◆ Stated exercise ◆
Repeat each entry in full, exactly.

=== Supplied data ===

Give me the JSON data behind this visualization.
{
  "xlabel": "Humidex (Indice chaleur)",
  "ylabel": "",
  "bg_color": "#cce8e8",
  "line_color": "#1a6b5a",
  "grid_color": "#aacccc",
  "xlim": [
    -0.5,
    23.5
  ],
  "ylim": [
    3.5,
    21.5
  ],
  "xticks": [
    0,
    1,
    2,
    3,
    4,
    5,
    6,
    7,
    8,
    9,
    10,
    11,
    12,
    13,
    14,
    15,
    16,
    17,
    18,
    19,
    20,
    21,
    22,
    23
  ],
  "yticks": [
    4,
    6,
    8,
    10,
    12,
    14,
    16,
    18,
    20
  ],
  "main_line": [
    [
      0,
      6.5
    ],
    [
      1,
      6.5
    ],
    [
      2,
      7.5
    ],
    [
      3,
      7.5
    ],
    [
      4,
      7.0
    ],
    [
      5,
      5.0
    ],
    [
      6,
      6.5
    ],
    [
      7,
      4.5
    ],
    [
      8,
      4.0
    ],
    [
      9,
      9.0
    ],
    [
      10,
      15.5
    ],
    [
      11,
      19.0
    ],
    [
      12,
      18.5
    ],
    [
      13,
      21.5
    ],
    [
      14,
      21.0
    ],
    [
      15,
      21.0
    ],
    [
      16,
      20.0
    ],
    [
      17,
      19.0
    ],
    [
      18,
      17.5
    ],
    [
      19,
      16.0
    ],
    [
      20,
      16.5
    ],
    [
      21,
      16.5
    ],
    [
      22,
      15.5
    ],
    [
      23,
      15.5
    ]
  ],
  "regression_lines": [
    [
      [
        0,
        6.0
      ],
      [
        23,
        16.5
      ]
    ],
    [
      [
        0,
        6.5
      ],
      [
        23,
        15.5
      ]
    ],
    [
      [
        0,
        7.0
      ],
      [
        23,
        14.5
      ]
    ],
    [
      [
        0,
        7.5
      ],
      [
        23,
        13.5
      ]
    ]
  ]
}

===

◆ The solution ◆
Give me the JSON data behind this visualization.
{
  "xlabel": "Humidex (Indice chaleur)",
  "ylabel": "",
  "bg_color": "#cce8e8",
  "line_color": "#1a6b5a",
  "grid_color": "#aacccc",
  "xlim": [
    -0.5,
    23.5
  ],
  "ylim": [
    3.5,
    21.5
  ],
  "xticks": [
    0,
    1,
    2,
    3,
    4,
    5,
    6,
    7,
    8,
    9,
    10,
    11,
    12,
    13,
    14,
    15,
    16,
    17,
    18,
    19,
    20,
    21,
    22,
    23
  ],
  "yticks": [
    4,
    6,
    8,
    10,
    12,
    14,
    16,
    18,
    20
  ],
  "main_line": [
    [
      0,
      6.5
    ],
    [
      1,
      6.5
    ],
    [
      2,
      7.5
    ],
    [
      3,
      7.5
    ],
    [
      4,
      7.0
    ],
    [
      5,
      5.0
    ],
    [
      6,
      6.5
    ],
    [
      7,
      4.5
    ],
    [
      8,
      4.0
    ],
    [
      9,
      9.0
    ],
    [
      10,
      15.5
    ],
    [
      11,
      19.0
    ],
    [
      12,
      18.5
    ],
    [
      13,
      21.5
    ],
    [
      14,
      21.0
    ],
    [
      15,
      21.0
    ],
    [
      16,
      20.0
    ],
    [
      17,
      19.0
    ],
    [
      18,
      17.5
    ],
    [
      19,
      16.0
    ],
    [
      20,
      16.5
    ],
    [
      21,
      16.5
    ],
    [
      22,
      15.5
    ],
    [
      23,
      15.5
    ]
  ],
  "regression_lines": [
    [
      [
        0,
        6.0
      ],
      [
        23,
        16.5
      ]
    ],
    [
      [
        0,
        6.5
      ],
      [
        23,
        15.5
      ]
    ],
    [
      [
        0,
        7.0
      ],
      [
        23,
        14.5
      ]
    ],
    [
      [
        0,
        7.5
      ],
      [
        23,
        13.5
      ]
    ]
  ]
}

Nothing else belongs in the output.